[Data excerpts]
..............................

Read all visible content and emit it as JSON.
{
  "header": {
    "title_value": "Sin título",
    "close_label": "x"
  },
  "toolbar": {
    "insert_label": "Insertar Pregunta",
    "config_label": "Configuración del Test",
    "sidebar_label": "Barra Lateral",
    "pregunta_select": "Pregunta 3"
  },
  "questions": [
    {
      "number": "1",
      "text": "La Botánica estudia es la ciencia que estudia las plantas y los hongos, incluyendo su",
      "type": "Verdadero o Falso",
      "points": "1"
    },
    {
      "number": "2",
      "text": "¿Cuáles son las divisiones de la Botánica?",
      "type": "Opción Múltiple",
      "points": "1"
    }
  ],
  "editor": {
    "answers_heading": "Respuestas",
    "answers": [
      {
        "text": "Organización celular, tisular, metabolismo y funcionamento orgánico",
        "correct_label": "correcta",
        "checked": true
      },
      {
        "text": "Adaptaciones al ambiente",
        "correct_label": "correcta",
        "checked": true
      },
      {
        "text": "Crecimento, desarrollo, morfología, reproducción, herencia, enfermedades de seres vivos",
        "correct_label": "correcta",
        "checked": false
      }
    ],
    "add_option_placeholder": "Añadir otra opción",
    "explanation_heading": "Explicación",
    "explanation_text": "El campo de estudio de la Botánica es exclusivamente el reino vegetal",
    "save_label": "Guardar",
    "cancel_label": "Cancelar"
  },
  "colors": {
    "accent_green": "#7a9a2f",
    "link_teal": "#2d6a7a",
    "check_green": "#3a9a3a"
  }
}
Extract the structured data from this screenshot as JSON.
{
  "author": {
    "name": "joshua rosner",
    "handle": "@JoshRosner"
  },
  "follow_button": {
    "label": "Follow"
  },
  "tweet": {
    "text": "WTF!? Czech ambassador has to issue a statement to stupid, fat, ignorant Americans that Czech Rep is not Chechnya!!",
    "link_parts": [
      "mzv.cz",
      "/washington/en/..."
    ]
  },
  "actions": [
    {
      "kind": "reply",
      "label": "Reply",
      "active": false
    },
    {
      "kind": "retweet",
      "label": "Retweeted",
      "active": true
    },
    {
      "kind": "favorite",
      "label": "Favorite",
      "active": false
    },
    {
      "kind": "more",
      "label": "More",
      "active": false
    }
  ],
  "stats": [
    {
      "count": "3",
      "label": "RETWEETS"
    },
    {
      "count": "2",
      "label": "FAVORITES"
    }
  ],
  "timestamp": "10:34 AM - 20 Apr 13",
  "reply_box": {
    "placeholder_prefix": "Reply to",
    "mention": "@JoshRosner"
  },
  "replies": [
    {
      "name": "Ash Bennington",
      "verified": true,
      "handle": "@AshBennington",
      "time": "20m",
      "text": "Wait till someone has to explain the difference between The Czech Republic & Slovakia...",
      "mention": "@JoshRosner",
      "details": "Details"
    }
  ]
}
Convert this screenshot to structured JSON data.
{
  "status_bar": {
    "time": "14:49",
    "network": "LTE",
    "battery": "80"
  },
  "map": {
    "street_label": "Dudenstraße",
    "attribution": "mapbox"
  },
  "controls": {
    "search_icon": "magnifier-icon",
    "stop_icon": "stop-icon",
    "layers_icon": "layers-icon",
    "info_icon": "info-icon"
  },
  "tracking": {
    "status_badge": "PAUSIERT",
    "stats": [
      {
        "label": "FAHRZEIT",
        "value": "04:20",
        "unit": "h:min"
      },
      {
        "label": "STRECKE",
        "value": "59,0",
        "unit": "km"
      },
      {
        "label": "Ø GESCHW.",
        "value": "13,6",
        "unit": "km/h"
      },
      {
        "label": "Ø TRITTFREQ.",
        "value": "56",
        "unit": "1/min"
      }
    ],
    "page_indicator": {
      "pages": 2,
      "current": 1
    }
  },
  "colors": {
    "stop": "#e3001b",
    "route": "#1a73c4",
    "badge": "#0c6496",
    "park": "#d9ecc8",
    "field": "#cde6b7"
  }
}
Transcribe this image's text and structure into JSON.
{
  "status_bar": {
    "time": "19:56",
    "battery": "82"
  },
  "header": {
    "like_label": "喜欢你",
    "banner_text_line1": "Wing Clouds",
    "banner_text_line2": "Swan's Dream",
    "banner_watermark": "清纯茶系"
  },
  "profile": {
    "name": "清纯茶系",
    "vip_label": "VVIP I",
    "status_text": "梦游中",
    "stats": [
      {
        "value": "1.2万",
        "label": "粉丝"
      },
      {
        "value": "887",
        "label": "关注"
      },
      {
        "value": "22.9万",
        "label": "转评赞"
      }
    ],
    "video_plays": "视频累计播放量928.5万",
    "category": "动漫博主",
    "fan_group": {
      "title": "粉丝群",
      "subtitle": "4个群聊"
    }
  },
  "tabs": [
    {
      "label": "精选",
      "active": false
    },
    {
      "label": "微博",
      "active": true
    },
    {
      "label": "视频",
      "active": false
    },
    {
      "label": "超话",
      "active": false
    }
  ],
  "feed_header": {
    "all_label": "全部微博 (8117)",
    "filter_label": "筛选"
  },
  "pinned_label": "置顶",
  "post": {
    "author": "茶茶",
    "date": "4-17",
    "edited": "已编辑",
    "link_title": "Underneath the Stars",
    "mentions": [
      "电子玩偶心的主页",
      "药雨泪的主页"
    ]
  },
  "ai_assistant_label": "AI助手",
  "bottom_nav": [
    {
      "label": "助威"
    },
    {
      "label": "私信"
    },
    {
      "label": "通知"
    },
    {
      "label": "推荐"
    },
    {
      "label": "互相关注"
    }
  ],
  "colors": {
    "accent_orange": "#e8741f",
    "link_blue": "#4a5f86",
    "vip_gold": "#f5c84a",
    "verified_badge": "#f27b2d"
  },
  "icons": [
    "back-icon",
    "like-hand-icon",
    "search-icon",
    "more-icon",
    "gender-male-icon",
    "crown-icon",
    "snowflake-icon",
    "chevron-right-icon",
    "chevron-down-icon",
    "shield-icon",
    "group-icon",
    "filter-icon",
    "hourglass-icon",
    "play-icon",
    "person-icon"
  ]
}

..............................

» **WHAT THIS TASK INVOLVES**
Give an exact copy of all the data shown above.

» **RESPONSE**
Read all visible content and emit it as JSON.
{
  "header": {
    "title_value": "Sin título",
    "close_label": "x"
  },
  "toolbar": {
    "insert_label": "Insertar Pregunta",
    "config_label": "Configuración del Test",
    "sidebar_label": "Barra Lateral",
    "pregunta_select": "Pregunta 3"
  },
  "questions": [
    {
      "number": "1",
      "text": "La Botánica estudia es la ciencia que estudia las plantas y los hongos, incluyendo su",
      "type": "Verdadero o Falso",
      "points": "1"
    },
    {
      "number": "2",
      "text": "¿Cuáles son las divisiones de la Botánica?",
      "type": "Opción Múltiple",
      "points": "1"
    }
  ],
  "editor": {
    "answers_heading": "Respuestas",
    "answers": [
      {
        "text": "Organización celular, tisular, metabolismo y funcionamento orgánico",
        "correct_label": "correcta",
        "checked": true
      },
      {
        "text": "Adaptaciones al ambiente",
        "correct_label": "correcta",
        "checked": true
      },
      {
        "text": "Crecimento, desarrollo, morfología, reproducción, herencia, enfermedades de seres vivos",
        "correct_label": "correcta",
        "checked": false
      }
    ],
    "add_option_placeholder": "Añadir otra opción",
    "explanation_heading": "Explicación",
    "explanation_text": "El campo de estudio de la Botánica es exclusivamente el reino vegetal",
    "save_label": "Guardar",
    "cancel_label": "Cancelar"
  },
  "colors": {
    "accent_green": "#7a9a2f",
    "link_teal": "#2d6a7a",
    "check_green": "#3a9a3a"
  }
}
Extract the structured data from this screenshot as JSON.
{
  "author": {
    "name": "joshua rosner",
    "handle": "@JoshRosner"
  },
  "follow_button": {
    "label": "Follow"
  },
  "tweet": {
    "text": "WTF!? Czech ambassador has to issue a statement to stupid, fat, ignorant Americans that Czech Rep is not Chechnya!!",
    "link_parts": [
      "mzv.cz",
      "/washington/en/..."
    ]
  },
  "actions": [
    {
      "kind": "reply",
      "label": "Reply",
      "active": false
    },
    {
      "kind": "retweet",
      "label": "Retweeted",
      "active": true
    },
    {
      "kind": "favorite",
      "label": "Favorite",
      "active": false
    },
    {
      "kind": "more",
      "label": "More",
      "active": false
    }
  ],
  "stats": [
    {
      "count": "3",
      "label": "RETWEETS"
    },
    {
      "count": "2",
      "label": "FAVORITES"
    }
  ],
  "timestamp": "10:34 AM - 20 Apr 13",
  "reply_box": {
    "placeholder_prefix": "Reply to",
    "mention": "@JoshRosner"
  },
  "replies": [
    {
      "name": "Ash Bennington",
      "verified": true,
      "handle": "@AshBennington",
      "time": "20m",
      "text": "Wait till someone has to explain the difference between The Czech Republic & Slovakia...",
      "mention": "@JoshRosner",
      "details": "Details"
    }
  ]
}
Convert this screenshot to structured JSON data.
{
  "status_bar": {
    "time": "14:49",
    "network": "LTE",
    "battery": "80"
  },
  "map": {
    "street_label": "Dudenstraße",
    "attribution": "mapbox"
  },
  "controls": {
    "search_icon": "magnifier-icon",
    "stop_icon": "stop-icon",
    "layers_icon": "layers-icon",
    "info_icon": "info-icon"
  },
  "tracking": {
    "status_badge": "PAUSIERT",
    "stats": [
      {
        "label": "FAHRZEIT",
        "value": "04:20",
        "unit": "h:min"
      },
      {
        "label": "STRECKE",
        "value": "59,0",
        "unit": "km"
      },
      {
        "label": "Ø GESCHW.",
        "value": "13,6",
        "unit": "km/h"
      },
      {
        "label": "Ø TRITTFREQ.",
        "value": "56",
        "unit": "1/min"
      }
    ],
    "page_indicator": {
      "pages": 2,
      "current": 1
    }
  },
  "colors": {
    "stop": "#e3001b",
    "route": "#1a73c4",
    "badge": "#0c6496",
    "park": "#d9ecc8",
    "field": "#cde6b7"
  }
}
Transcribe this image's text and structure into JSON.
{
  "status_bar": {
    "time": "19:56",
    "battery": "82"
  },
  "header": {
    "like_label": "喜欢你",
    "banner_text_line1": "Wing Clouds",
    "banner_text_line2": "Swan's Dream",
    "banner_watermark": "清纯茶系"
  },
  "profile": {
    "name": "清纯茶系",
    "vip_label": "VVIP I",
    "status_text": "梦游中",
    "stats": [
      {
        "value": "1.2万",
        "label": "粉丝"
      },
      {
        "value": "887",
        "label": "关注"
      },
      {
        "value": "22.9万",
        "label": "转评赞"
      }
    ],
    "video_plays": "视频累计播放量928.5万",
    "category": "动漫博主",
    "fan_group": {
      "title": "粉丝群",
      "subtitle": "4个群聊"
    }
  },
  "tabs": [
    {
      "label": "精选",
      "active": false
    },
    {
      "label": "微博",
      "active": true
    },
    {
      "label": "视频",
      "active": false
    },
    {
      "label": "超话",
      "active": false
    }
  ],
  "feed_header": {
    "all_label": "全部微博 (8117)",
    "filter_label": "筛选"
  },
  "pinned_label": "置顶",
  "post": {
    "author": "茶茶",
    "date": "4-17",
    "edited": "已编辑",
    "link_title": "Underneath the Stars",
    "mentions": [
      "电子玩偶心的主页",
      "药雨泪的主页"
    ]
  },
  "ai_assistant_label": "AI助手",
  "bottom_nav": [
    {
      "label": "助威"
    },
    {
      "label": "私信"
    },
    {
      "label": "通知"
    },
    {
      "label": "推荐"
    },
    {
      "label": "互相关注"
    }
  ],
  "colors": {
    "accent_orange": "#e8741f",
    "link_blue": "#4a5f86",
    "vip_gold": "#f5c84a",
    "verified_badge": "#f27b2d"
  },
  "icons": [
    "back-icon",
    "like-hand-icon",
    "search-icon",
    "more-icon",
    "gender-male-icon",
    "crown-icon",
    "snowflake-icon",
    "chevron-right-icon",
    "chevron-down-icon",
    "shield-icon",
    "group-icon",
    "filter-icon",
    "hourglass-icon",
    "play-icon",
    "person-icon"
  ]
}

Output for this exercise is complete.